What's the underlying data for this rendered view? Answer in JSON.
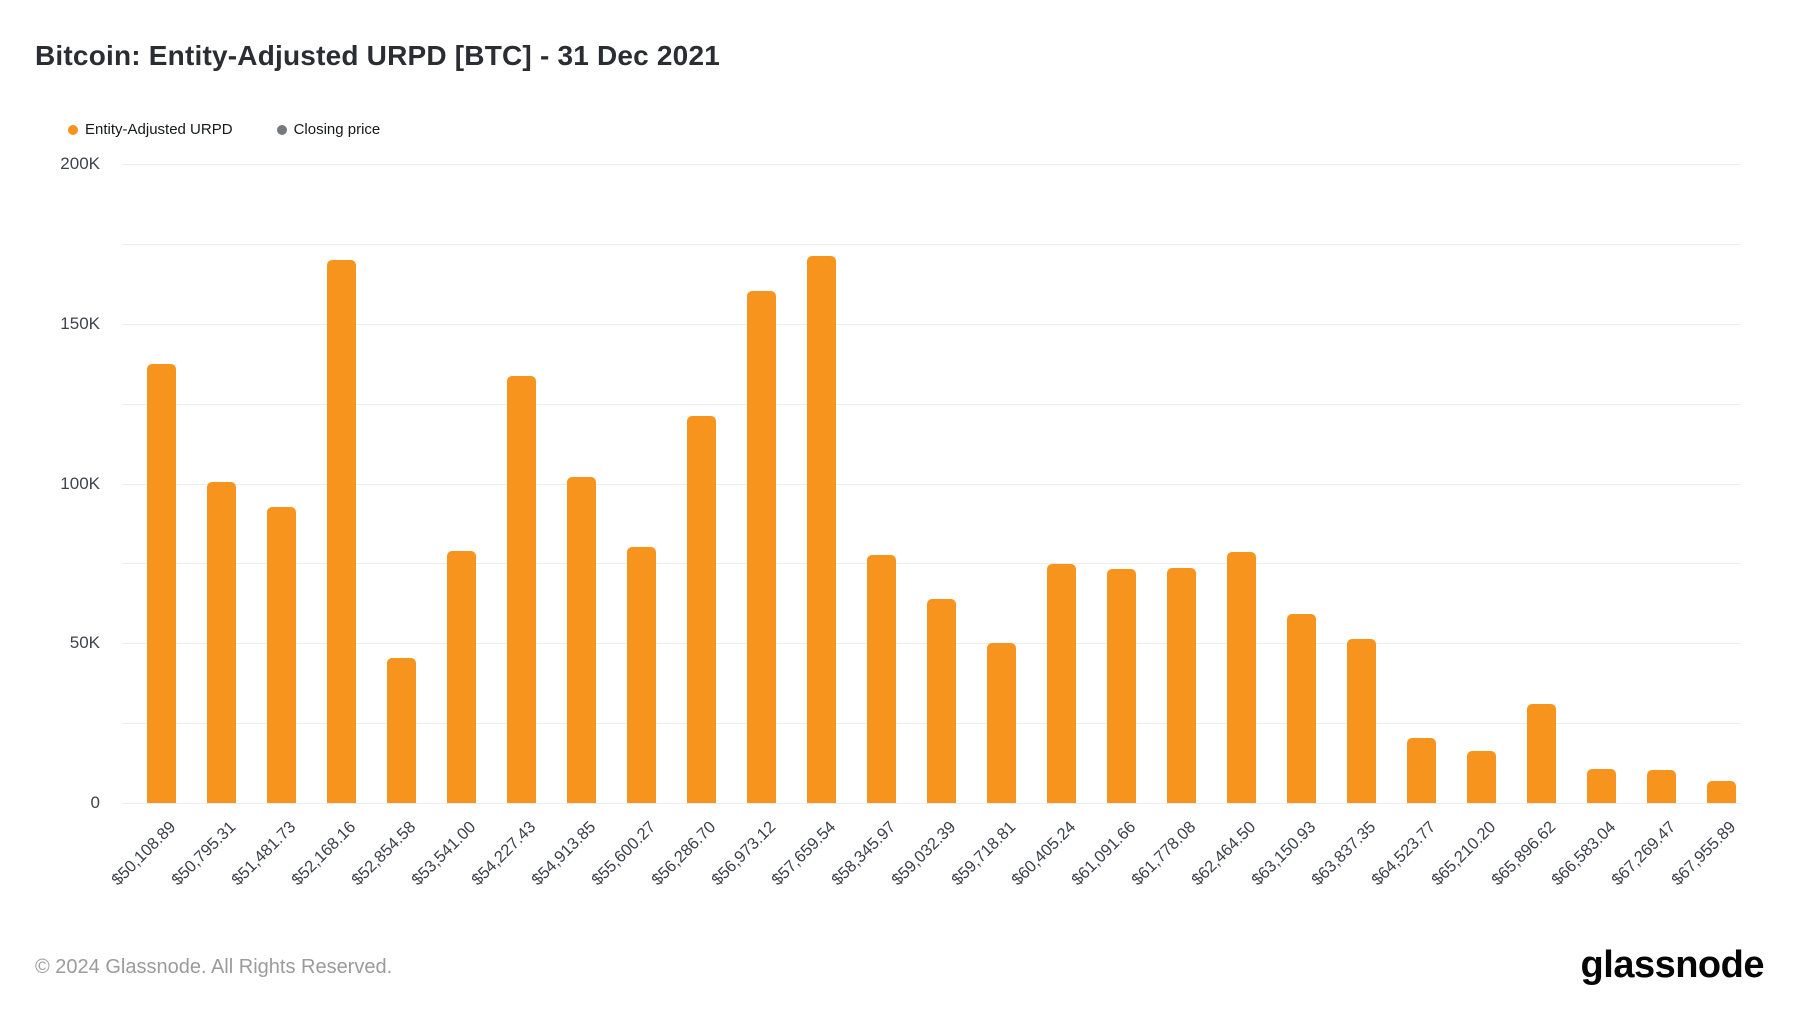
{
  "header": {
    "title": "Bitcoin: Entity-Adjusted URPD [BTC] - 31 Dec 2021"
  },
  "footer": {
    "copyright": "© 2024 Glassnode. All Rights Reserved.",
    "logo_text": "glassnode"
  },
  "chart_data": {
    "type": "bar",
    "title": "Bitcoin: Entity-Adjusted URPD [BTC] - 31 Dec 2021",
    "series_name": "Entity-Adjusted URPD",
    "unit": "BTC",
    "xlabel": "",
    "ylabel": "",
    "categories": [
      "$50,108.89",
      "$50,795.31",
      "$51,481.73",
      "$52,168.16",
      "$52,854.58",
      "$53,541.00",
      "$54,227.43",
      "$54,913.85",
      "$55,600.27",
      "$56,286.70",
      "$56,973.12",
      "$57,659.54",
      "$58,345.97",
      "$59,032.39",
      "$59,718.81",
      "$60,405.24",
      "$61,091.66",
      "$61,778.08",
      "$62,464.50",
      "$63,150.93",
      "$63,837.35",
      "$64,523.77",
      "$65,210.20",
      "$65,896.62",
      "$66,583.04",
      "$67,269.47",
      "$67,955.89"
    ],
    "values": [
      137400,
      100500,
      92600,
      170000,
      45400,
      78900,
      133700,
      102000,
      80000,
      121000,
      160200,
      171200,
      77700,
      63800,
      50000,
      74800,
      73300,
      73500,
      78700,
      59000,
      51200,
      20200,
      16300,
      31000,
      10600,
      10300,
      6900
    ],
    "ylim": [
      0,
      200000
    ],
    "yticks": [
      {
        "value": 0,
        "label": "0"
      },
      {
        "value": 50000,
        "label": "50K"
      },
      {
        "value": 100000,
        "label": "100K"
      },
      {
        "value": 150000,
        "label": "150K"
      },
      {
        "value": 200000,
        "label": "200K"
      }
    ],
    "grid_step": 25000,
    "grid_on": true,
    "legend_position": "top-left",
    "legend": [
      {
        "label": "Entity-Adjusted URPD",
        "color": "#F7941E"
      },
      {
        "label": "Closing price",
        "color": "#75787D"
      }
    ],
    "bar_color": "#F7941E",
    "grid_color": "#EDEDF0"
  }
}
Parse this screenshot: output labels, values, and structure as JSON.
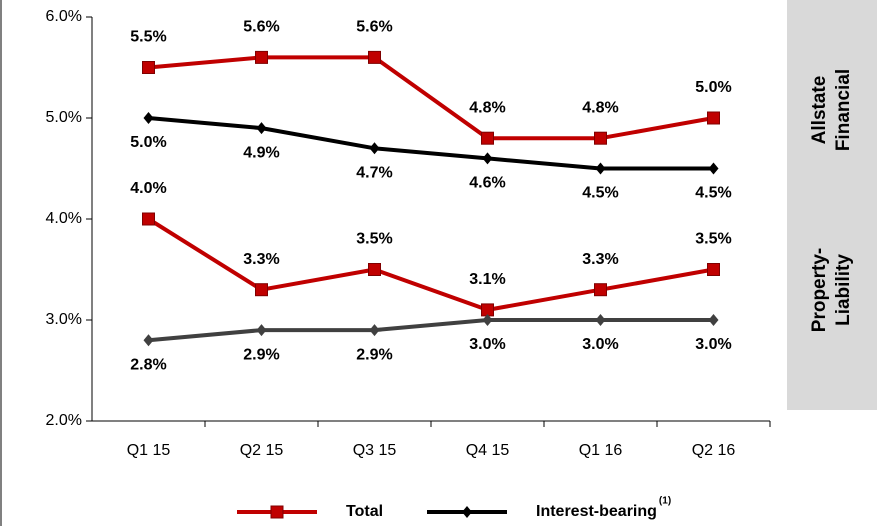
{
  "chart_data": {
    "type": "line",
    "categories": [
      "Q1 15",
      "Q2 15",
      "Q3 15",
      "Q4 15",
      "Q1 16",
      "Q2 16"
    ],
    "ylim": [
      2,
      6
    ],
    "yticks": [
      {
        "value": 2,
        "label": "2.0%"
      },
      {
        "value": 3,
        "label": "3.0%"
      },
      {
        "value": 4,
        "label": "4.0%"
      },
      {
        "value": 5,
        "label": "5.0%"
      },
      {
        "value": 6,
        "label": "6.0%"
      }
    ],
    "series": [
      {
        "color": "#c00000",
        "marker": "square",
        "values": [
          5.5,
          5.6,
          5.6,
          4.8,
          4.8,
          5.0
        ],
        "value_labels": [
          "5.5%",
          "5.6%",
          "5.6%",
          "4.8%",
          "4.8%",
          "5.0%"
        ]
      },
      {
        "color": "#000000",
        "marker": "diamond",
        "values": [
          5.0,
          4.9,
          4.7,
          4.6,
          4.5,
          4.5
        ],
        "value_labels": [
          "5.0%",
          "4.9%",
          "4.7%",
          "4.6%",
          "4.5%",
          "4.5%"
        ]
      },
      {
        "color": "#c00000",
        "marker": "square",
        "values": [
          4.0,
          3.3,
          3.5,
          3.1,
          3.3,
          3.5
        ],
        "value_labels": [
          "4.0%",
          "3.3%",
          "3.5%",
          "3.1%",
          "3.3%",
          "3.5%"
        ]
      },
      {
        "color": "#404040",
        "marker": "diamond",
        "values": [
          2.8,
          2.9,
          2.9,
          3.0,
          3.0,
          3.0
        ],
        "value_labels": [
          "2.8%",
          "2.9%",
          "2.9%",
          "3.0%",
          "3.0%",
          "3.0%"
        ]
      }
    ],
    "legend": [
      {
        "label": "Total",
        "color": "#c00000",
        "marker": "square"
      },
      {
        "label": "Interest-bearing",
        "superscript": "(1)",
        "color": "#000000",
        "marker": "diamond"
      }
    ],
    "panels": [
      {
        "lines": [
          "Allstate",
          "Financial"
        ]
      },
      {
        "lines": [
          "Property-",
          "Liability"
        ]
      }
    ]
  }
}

__________________________________________________

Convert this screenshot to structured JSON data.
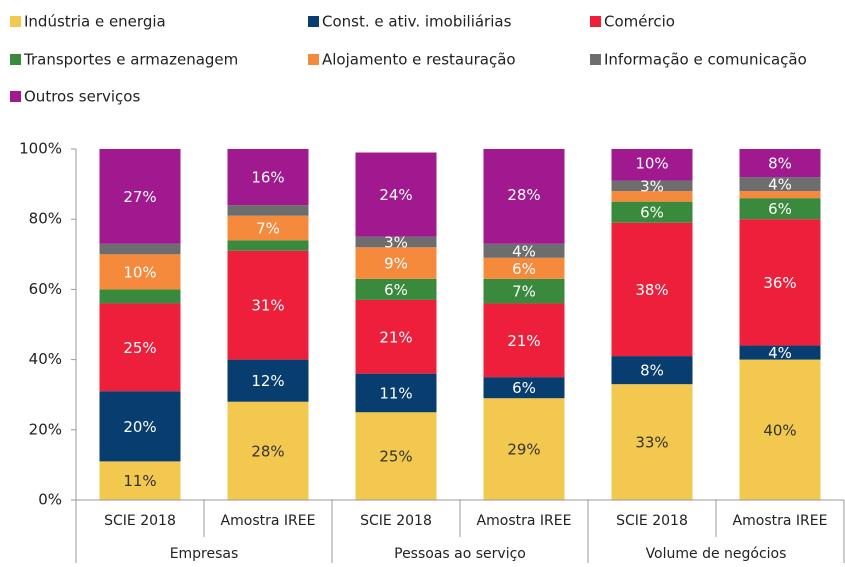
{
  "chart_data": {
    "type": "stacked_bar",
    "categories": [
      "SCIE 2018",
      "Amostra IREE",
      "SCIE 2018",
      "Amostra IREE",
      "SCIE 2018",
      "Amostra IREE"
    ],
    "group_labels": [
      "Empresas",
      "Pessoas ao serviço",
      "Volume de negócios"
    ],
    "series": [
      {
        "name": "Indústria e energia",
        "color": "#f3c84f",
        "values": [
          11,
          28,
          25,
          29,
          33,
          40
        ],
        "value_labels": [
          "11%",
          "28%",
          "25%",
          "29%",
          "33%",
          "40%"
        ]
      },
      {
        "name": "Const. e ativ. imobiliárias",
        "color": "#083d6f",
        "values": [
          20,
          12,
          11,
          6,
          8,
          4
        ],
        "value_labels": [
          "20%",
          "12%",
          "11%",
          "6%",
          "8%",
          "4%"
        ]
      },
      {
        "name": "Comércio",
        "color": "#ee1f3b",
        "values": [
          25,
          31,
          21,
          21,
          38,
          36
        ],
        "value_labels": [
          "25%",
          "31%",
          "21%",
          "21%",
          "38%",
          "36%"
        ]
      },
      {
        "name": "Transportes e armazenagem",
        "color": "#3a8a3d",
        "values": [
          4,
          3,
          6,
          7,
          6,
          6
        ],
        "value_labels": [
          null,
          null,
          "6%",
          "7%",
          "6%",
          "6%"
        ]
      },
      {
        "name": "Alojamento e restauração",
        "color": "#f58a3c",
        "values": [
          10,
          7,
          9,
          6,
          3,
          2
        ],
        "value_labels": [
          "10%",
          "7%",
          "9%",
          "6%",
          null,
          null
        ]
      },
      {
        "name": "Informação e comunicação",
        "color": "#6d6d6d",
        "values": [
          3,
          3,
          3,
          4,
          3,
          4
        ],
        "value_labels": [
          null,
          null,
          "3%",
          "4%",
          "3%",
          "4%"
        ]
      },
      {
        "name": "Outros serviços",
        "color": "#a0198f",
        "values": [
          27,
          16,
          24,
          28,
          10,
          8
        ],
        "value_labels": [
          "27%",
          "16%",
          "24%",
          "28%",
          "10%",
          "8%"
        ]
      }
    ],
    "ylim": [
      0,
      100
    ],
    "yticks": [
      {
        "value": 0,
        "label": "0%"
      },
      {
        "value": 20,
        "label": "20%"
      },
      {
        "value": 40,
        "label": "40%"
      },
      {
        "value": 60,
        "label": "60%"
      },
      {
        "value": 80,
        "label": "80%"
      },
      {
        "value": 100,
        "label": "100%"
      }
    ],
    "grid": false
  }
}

__________________________________________________

● What you have to do:
State the number of lines in the data that include the string "this", and add nothing else.

● Finished task:
3